— Start Source extract —
Independent construction monitoring.

Site inspection and quality assurance during construction. Protecting design intent through to handover. Defects caught at the cost of an inspection, not at the cost of a rebuild.

The scope gap nobody owns

Most basement waterproofing failures aren't design failures. They're construction failures.

The design intent is usually sound. The leak comes later, during the build, when the design gets value-engineered, substituted, or detailed by people without waterproofing depth, and signed off with no specialist in the room. That gap is where we work.

On a design-and-build basement, waterproofing is usually handed down as a Contractor Designed Portion. The contractor takes the performance specification, develops the Stage 5 design, warrants it, and builds it. On paper, that's tidy. In practice, it's where the risk concentrates, because once the build starts, the people watching the works are the core design team, and waterproofing falls down the gap between them. No one on that team owns it to specialist depth.

So everyone assumes the waterproofing is covered. Often, no one is actually watching it.

What this service is

Independent oversight. Not construction management.
— End Source extract —
— Start Records for this task —
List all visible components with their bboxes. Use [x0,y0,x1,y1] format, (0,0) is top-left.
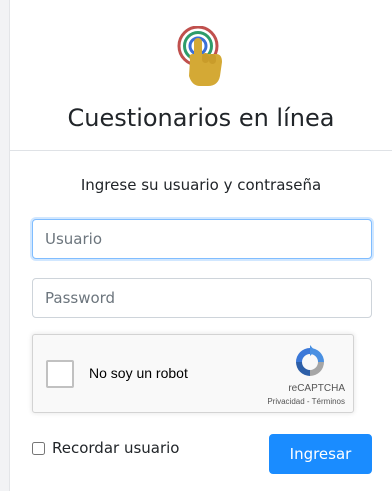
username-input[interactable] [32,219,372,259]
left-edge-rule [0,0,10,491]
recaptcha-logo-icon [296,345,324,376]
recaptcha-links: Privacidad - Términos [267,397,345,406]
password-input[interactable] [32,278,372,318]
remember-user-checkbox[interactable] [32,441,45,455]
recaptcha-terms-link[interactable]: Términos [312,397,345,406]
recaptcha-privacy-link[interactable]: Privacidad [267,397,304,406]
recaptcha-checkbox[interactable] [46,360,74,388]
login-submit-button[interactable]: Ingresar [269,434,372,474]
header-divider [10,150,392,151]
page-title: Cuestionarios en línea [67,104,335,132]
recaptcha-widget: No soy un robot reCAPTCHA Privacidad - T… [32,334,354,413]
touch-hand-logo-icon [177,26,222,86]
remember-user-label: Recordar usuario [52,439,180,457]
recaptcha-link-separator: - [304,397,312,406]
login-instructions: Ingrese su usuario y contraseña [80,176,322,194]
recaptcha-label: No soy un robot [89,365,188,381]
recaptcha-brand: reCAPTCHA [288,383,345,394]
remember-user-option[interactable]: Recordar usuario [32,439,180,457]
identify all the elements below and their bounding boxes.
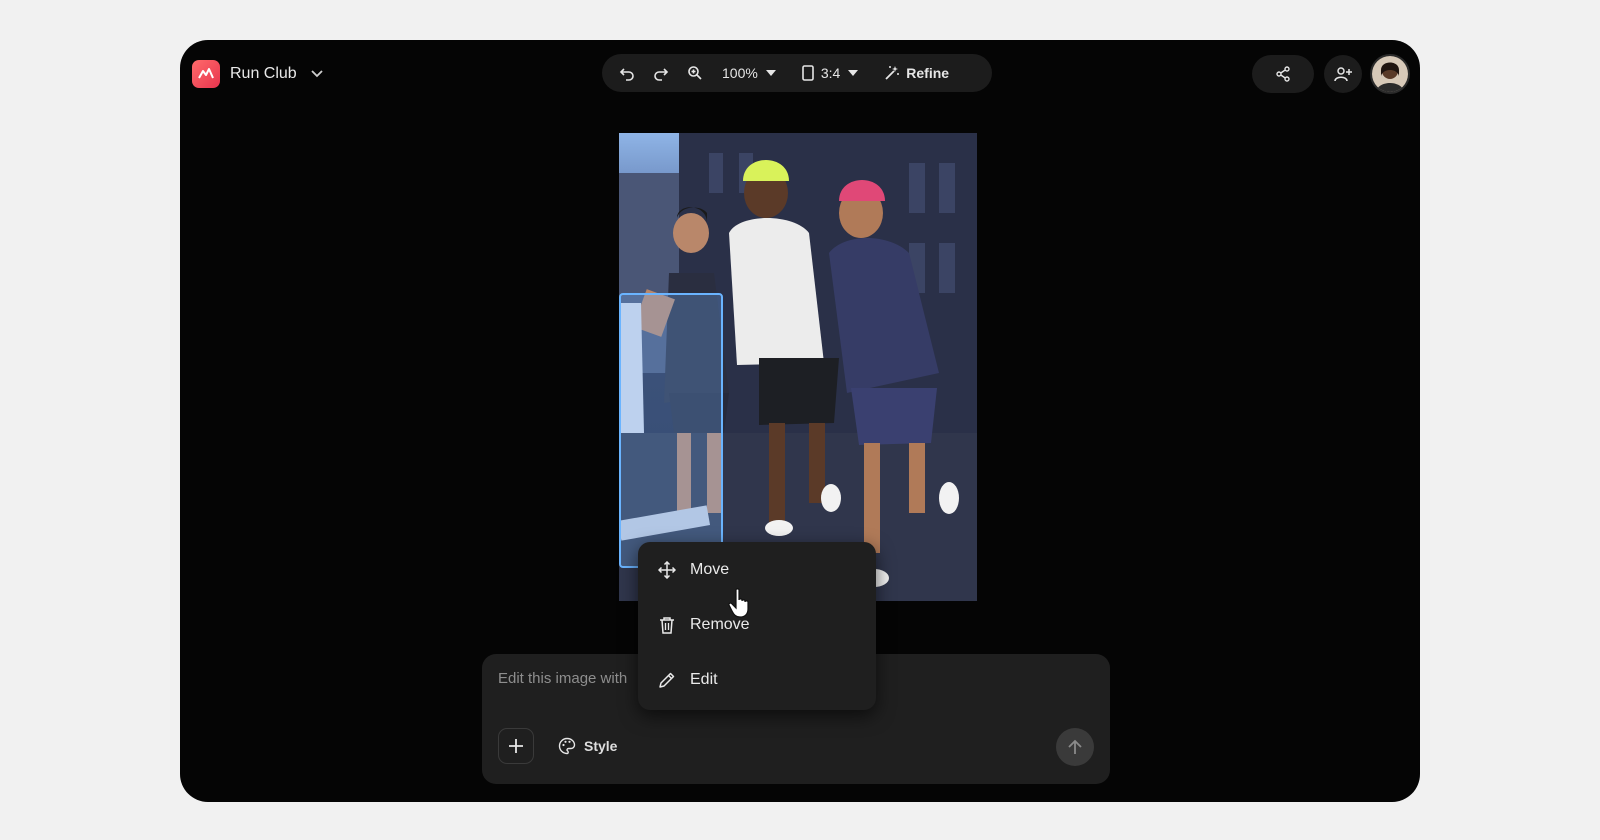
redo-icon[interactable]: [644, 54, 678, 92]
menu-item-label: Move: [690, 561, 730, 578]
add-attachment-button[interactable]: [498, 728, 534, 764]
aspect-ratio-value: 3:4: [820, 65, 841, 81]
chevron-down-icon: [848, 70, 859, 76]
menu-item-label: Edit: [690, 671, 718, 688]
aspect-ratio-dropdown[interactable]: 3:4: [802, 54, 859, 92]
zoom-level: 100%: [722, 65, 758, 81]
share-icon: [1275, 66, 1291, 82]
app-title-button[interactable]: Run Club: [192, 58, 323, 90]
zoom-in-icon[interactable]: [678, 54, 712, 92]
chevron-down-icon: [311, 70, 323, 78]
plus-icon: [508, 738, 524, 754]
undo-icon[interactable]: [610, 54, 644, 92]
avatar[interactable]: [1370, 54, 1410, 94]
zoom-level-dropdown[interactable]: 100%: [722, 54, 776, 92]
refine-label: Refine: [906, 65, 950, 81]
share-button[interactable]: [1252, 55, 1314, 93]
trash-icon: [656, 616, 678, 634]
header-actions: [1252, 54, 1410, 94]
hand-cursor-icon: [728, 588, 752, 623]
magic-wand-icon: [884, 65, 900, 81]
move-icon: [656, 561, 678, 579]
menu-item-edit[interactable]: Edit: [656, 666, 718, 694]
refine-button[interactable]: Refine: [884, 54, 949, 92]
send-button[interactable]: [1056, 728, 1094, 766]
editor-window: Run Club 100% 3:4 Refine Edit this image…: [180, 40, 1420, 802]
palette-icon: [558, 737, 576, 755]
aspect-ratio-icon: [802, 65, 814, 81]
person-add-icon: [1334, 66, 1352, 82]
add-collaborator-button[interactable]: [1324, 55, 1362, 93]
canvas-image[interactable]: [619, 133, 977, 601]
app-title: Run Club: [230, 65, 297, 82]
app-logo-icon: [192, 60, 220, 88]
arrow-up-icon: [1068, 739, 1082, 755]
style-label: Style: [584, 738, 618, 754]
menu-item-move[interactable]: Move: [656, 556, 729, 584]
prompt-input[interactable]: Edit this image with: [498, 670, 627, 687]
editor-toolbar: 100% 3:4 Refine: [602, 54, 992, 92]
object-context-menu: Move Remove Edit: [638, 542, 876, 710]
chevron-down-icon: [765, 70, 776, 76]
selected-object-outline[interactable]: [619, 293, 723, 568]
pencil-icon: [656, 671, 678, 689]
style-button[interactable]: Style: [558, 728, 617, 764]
— End Records for this task —
■ Task list:
[A] Rewrite the rows in the stretch from the line containing "redo-icon[interactable]: [644, 54, 678, 92]" through the line containing "aspect-ratio-dropdown[interactable]: 3:4: [802, 54, 859, 92]", replacing "menu-item-label" with "menu-label" and leaving everything else unchanged.
[B] Carry on the text about independent construction monitoring from where it stops.
The construction monitoring text has no connection to the rows.

■ Answers by task:
[A]
redo-icon[interactable]: [644, 54, 678, 92]
menu-label: Move: [690, 561, 730, 578]
add-attachment-button[interactable]: [498, 728, 534, 764]
aspect-ratio-value: 3:4: [820, 65, 841, 81]
chevron-down-icon: [848, 70, 859, 76]
menu-label: Edit: [690, 671, 718, 688]
aspect-ratio-dropdown[interactable]: 3:4: [802, 54, 859, 92]

[B]
Construction monitoring for waterproofing, also known as a CMT (Construction Monitoring Team), is CLW's independent site inspection and quality assurance service, which takes place during the construction phase. It provides the client with an independent line of assurance that the waterproofing is being installed in accordance with the design intent and performance specification, by a specialist whose knowledge of waterproofing materials, application methods, and quality indicators is specific to the discipline.

Construction monitoring is not construction management. CLW does not direct the contractor's work, manage the programme, or assume construction-phase responsibility. The consultant observes, reports, and advises, providing the client with information to make informed decisions about the quality and progress of the waterproofing installation.

When is it needed

RIBA Stage 5. Through to handover.

Construction monitoring is needed during RIBA Stage 5 (Construction), from the start of waterproofing installation through to practical completion and handover. The monitoring scope is defined before construction begins, typically as part of CLW's appointment terms, and is coordinated with the contractor's programme to ensure CMT attendance during critical waterproofing operations.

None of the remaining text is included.